● **Exercise description**: Rewrite the records from the start through the line containing "button[interactable]: General [0, 275, 124, 292]", changing "Bluetooth" to "Wireless" and leaving everything else as it is.

# START OF Task input

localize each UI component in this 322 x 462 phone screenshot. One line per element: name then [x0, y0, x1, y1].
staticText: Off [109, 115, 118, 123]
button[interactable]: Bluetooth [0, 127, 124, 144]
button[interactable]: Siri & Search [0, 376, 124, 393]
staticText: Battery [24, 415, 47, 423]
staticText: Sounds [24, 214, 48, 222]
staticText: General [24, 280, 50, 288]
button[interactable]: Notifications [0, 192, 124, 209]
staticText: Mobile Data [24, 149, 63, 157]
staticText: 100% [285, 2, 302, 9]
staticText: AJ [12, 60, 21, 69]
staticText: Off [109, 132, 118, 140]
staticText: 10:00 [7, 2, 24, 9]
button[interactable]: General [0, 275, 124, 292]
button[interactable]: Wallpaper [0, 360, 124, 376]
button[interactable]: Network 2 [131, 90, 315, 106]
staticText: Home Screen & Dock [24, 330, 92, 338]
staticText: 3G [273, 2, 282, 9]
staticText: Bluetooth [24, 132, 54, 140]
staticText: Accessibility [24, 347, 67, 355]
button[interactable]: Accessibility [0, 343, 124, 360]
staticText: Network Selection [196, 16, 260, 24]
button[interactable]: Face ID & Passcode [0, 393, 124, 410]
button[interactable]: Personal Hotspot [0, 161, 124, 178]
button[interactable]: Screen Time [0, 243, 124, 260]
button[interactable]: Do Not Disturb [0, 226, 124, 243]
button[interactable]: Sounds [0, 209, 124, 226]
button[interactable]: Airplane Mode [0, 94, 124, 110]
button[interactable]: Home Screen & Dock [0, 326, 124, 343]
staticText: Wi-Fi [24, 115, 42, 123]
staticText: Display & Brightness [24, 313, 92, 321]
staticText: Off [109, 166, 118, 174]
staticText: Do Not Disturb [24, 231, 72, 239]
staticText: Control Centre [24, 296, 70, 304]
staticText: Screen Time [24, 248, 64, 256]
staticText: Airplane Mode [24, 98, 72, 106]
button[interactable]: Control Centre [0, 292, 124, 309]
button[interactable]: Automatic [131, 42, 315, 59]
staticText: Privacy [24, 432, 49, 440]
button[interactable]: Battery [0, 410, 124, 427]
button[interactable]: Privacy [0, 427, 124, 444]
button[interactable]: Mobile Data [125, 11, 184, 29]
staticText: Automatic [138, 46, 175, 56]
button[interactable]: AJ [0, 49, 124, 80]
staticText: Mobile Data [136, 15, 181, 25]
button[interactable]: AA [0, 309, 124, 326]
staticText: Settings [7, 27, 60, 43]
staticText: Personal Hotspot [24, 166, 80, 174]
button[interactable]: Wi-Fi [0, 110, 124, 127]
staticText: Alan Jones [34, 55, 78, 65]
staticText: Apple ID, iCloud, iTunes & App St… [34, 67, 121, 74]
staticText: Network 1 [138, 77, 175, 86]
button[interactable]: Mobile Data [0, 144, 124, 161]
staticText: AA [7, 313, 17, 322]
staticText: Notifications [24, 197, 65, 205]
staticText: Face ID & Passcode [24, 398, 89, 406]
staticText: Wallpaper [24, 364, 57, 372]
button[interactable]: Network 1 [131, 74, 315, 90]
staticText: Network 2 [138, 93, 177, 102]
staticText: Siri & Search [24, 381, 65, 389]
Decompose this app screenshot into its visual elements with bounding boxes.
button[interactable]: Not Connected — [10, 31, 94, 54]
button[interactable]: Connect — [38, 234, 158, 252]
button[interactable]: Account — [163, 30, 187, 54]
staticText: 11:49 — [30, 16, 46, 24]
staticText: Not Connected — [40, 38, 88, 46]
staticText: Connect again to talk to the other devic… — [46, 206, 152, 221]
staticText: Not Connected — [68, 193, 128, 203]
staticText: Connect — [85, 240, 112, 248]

# END OF Task input

● **Written reply**:
localize each UI component in this 322 x 462 phone screenshot. One line per element: name then [x0, y0, x1, y1].
staticText: Off [109, 115, 118, 123]
button[interactable]: Wireless [0, 127, 124, 144]
button[interactable]: Siri & Search [0, 376, 124, 393]
staticText: Battery [24, 415, 47, 423]
staticText: Sounds [24, 214, 48, 222]
staticText: General [24, 280, 50, 288]
button[interactable]: Notifications [0, 192, 124, 209]
staticText: Mobile Data [24, 149, 63, 157]
staticText: 100% [285, 2, 302, 9]
staticText: AJ [12, 60, 21, 69]
staticText: Off [109, 132, 118, 140]
staticText: 10:00 [7, 2, 24, 9]
button[interactable]: General [0, 275, 124, 292]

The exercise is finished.